Give every line back verbatim, dropping all images.

Stored records
## Start

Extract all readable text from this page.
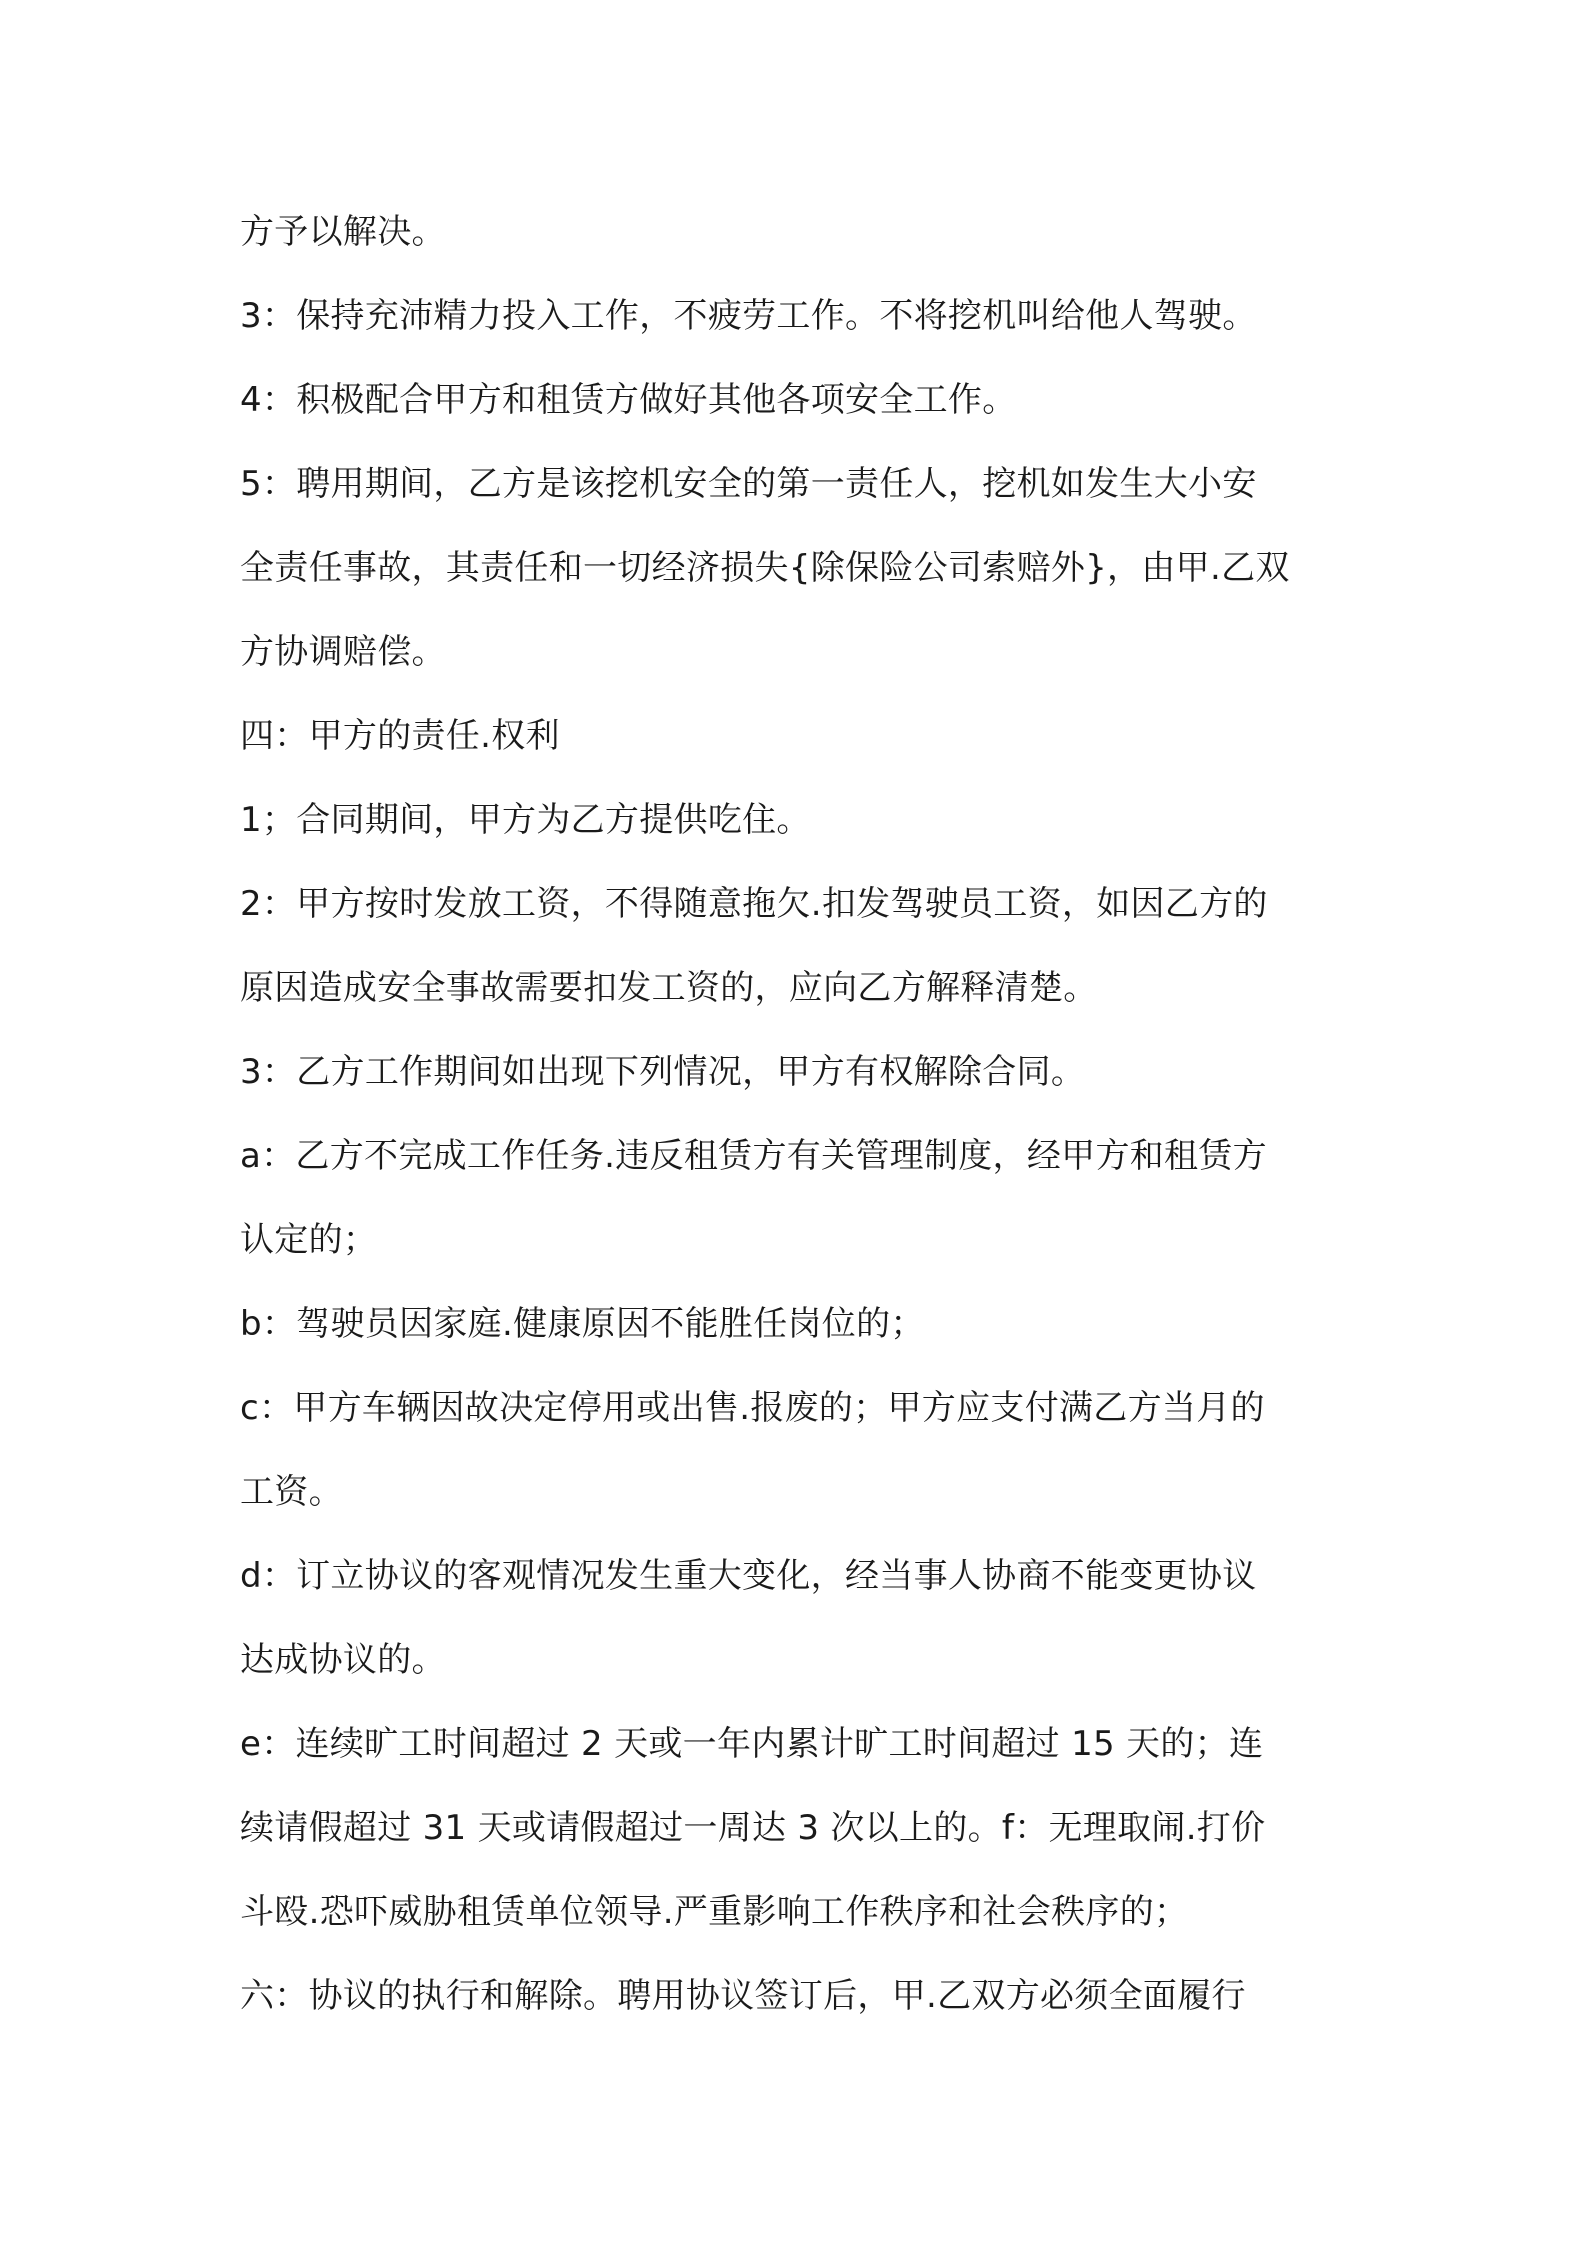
方予以解决。
3：保持充沛精力投入工作，不疲劳工作。不将挖机叫给他人驾驶。
4：积极配合甲方和租赁方做好其他各项安全工作。
5：聘用期间，乙方是该挖机安全的第一责任人，挖机如发生大小安
全责任事故，其责任和一切经济损失{除保险公司索赔外}，由甲.乙双
方协调赔偿。
四：甲方的责任.权利
1；合同期间，甲方为乙方提供吃住。
2：甲方按时发放工资，不得随意拖欠.扣发驾驶员工资，如因乙方的
原因造成安全事故需要扣发工资的，应向乙方解释清楚。
3：乙方工作期间如出现下列情况，甲方有权解除合同。
a：乙方不完成工作任务.违反租赁方有关管理制度，经甲方和租赁方
认定的；
b：驾驶员因家庭.健康原因不能胜任岗位的；
c：甲方车辆因故决定停用或出售.报废的；甲方应支付满乙方当月的
工资。
d：订立协议的客观情况发生重大变化，经当事人协商不能变更协议
达成协议的。
e：连续旷工时间超过 2 天或一年内累计旷工时间超过 15 天的；连
续请假超过 31 天或请假超过一周达 3 次以上的。f：无理取闹.打价
斗殴.恐吓威胁租赁单位领导.严重影响工作秩序和社会秩序的；
六：协议的执行和解除。聘用协议签订后，甲.乙双方必须全面履行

## End

The solution
Extract all readable text from this page.
方予以解决。
3：保持充沛精力投入工作，不疲劳工作。不将挖机叫给他人驾驶。
4：积极配合甲方和租赁方做好其他各项安全工作。
5：聘用期间，乙方是该挖机安全的第一责任人，挖机如发生大小安
全责任事故，其责任和一切经济损失{除保险公司索赔外}，由甲.乙双
方协调赔偿。
四：甲方的责任.权利
1；合同期间，甲方为乙方提供吃住。
2：甲方按时发放工资，不得随意拖欠.扣发驾驶员工资，如因乙方的
原因造成安全事故需要扣发工资的，应向乙方解释清楚。
3：乙方工作期间如出现下列情况，甲方有权解除合同。
a：乙方不完成工作任务.违反租赁方有关管理制度，经甲方和租赁方
认定的；
b：驾驶员因家庭.健康原因不能胜任岗位的；
c：甲方车辆因故决定停用或出售.报废的；甲方应支付满乙方当月的
工资。
d：订立协议的客观情况发生重大变化，经当事人协商不能变更协议
达成协议的。
e：连续旷工时间超过 2 天或一年内累计旷工时间超过 15 天的；连
续请假超过 31 天或请假超过一周达 3 次以上的。f：无理取闹.打价
斗殴.恐吓威胁租赁单位领导.严重影响工作秩序和社会秩序的；
六：协议的执行和解除。聘用协议签订后，甲.乙双方必须全面履行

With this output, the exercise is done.